> DO THIS
Copy all of the material below exactly.

> INPUT MATERIAL
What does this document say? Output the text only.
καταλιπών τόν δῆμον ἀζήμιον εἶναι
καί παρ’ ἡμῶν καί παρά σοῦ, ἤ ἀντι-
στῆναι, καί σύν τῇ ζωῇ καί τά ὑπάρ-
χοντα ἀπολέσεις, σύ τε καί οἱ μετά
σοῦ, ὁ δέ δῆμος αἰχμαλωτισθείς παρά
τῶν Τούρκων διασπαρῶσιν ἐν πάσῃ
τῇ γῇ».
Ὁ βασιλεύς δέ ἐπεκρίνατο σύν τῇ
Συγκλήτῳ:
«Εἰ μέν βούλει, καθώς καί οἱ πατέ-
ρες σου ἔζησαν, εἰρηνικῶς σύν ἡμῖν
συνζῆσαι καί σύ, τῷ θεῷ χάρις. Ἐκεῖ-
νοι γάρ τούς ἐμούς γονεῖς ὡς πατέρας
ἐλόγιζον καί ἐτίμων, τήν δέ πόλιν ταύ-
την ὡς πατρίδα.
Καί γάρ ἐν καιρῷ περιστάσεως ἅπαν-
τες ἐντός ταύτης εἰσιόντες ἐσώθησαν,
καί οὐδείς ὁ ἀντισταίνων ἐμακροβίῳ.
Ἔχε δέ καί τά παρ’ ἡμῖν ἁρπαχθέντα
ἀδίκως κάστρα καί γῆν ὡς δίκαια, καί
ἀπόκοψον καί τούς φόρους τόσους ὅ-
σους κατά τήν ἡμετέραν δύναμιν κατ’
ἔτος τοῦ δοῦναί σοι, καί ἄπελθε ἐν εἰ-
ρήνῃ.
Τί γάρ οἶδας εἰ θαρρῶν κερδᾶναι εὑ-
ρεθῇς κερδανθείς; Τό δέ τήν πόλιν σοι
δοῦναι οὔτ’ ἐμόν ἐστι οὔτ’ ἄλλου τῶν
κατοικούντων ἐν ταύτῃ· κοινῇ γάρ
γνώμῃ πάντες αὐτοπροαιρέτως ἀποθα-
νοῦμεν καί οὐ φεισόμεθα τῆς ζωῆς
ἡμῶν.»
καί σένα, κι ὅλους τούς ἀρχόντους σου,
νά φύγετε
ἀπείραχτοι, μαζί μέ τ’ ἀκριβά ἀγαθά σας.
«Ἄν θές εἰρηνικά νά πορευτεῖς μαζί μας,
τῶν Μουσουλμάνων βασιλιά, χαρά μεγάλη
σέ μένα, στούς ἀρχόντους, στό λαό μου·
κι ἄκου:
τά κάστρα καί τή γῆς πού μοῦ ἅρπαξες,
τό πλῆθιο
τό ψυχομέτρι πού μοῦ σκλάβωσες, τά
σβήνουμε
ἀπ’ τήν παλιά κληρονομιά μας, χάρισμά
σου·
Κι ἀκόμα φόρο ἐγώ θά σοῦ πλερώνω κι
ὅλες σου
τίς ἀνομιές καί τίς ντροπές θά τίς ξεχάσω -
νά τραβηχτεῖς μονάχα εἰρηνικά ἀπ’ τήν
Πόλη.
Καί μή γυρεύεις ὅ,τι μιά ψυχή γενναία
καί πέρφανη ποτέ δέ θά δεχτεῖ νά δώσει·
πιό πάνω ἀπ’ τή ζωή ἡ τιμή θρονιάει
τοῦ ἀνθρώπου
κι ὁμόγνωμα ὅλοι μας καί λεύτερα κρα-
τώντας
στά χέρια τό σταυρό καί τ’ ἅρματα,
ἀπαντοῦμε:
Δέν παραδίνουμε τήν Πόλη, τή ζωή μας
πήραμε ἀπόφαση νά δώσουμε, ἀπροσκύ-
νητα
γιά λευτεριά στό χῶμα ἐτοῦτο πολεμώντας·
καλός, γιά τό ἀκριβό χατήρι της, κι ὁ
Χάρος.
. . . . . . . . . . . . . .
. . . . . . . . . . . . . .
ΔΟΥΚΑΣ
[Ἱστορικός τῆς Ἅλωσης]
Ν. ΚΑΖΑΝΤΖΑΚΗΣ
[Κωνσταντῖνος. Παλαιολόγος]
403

> OUTPUT BELOW
What does this document say? Output the text only.
καταλιπών τόν δῆμον ἀζήμιον εἶναι
καί παρ’ ἡμῶν καί παρά σοῦ, ἤ ἀντι-
στῆναι, καί σύν τῇ ζωῇ καί τά ὑπάρ-
χοντα ἀπολέσεις, σύ τε καί οἱ μετά
σοῦ, ὁ δέ δῆμος αἰχμαλωτισθείς παρά
τῶν Τούρκων διασπαρῶσιν ἐν πάσῃ
τῇ γῇ».
Ὁ βασιλεύς δέ ἐπεκρίνατο σύν τῇ
Συγκλήτῳ:
«Εἰ μέν βούλει, καθώς καί οἱ πατέ-
ρες σου ἔζησαν, εἰρηνικῶς σύν ἡμῖν
συνζῆσαι καί σύ, τῷ θεῷ χάρις. Ἐκεῖ-
νοι γάρ τούς ἐμούς γονεῖς ὡς πατέρας
ἐλόγιζον καί ἐτίμων, τήν δέ πόλιν ταύ-
την ὡς πατρίδα.
Καί γάρ ἐν καιρῷ περιστάσεως ἅπαν-
τες ἐντός ταύτης εἰσιόντες ἐσώθησαν,
καί οὐδείς ὁ ἀντισταίνων ἐμακροβίῳ.
Ἔχε δέ καί τά παρ’ ἡμῖν ἁρπαχθέντα
ἀδίκως κάστρα καί γῆν ὡς δίκαια, καί
ἀπόκοψον καί τούς φόρους τόσους ὅ-
σους κατά τήν ἡμετέραν δύναμιν κατ’
ἔτος τοῦ δοῦναί σοι, καί ἄπελθε ἐν εἰ-
ρήνῃ.
Τί γάρ οἶδας εἰ θαρρῶν κερδᾶναι εὑ-
ρεθῇς κερδανθείς; Τό δέ τήν πόλιν σοι
δοῦναι οὔτ’ ἐμόν ἐστι οὔτ’ ἄλλου τῶν
κατοικούντων ἐν ταύτῃ· κοινῇ γάρ
γνώμῃ πάντες αὐτοπροαιρέτως ἀποθα-
νοῦμεν καί οὐ φεισόμεθα τῆς ζωῆς
ἡμῶν.»
καί σένα, κι ὅλους τούς ἀρχόντους σου,
νά φύγετε
ἀπείραχτοι, μαζί μέ τ’ ἀκριβά ἀγαθά σας.
«Ἄν θές εἰρηνικά νά πορευτεῖς μαζί μας,
τῶν Μουσουλμάνων βασιλιά, χαρά μεγάλη
σέ μένα, στούς ἀρχόντους, στό λαό μου·
κι ἄκου:
τά κάστρα καί τή γῆς πού μοῦ ἅρπαξες,
τό πλῆθιο
τό ψυχομέτρι πού μοῦ σκλάβωσες, τά
σβήνουμε
ἀπ’ τήν παλιά κληρονομιά μας, χάρισμά
σου·
Κι ἀκόμα φόρο ἐγώ θά σοῦ πλερώνω κι
ὅλες σου
τίς ἀνομιές καί τίς ντροπές θά τίς ξεχάσω -
νά τραβηχτεῖς μονάχα εἰρηνικά ἀπ’ τήν
Πόλη.
Καί μή γυρεύεις ὅ,τι μιά ψυχή γενναία
καί πέρφανη ποτέ δέ θά δεχτεῖ νά δώσει·
πιό πάνω ἀπ’ τή ζωή ἡ τιμή θρονιάει
τοῦ ἀνθρώπου
κι ὁμόγνωμα ὅλοι μας καί λεύτερα κρα-
τώντας
στά χέρια τό σταυρό καί τ’ ἅρματα,
ἀπαντοῦμε:
Δέν παραδίνουμε τήν Πόλη, τή ζωή μας
πήραμε ἀπόφαση νά δώσουμε, ἀπροσκύ-
νητα
γιά λευτεριά στό χῶμα ἐτοῦτο πολεμώντας·
καλός, γιά τό ἀκριβό χατήρι της, κι ὁ
Χάρος.
. . . . . . . . . . . . . .
. . . . . . . . . . . . . .
ΔΟΥΚΑΣ
[Ἱστορικός τῆς Ἅλωσης]
Ν. ΚΑΖΑΝΤΖΑΚΗΣ
[Κωνσταντῖνος. Παλαιολόγος]
403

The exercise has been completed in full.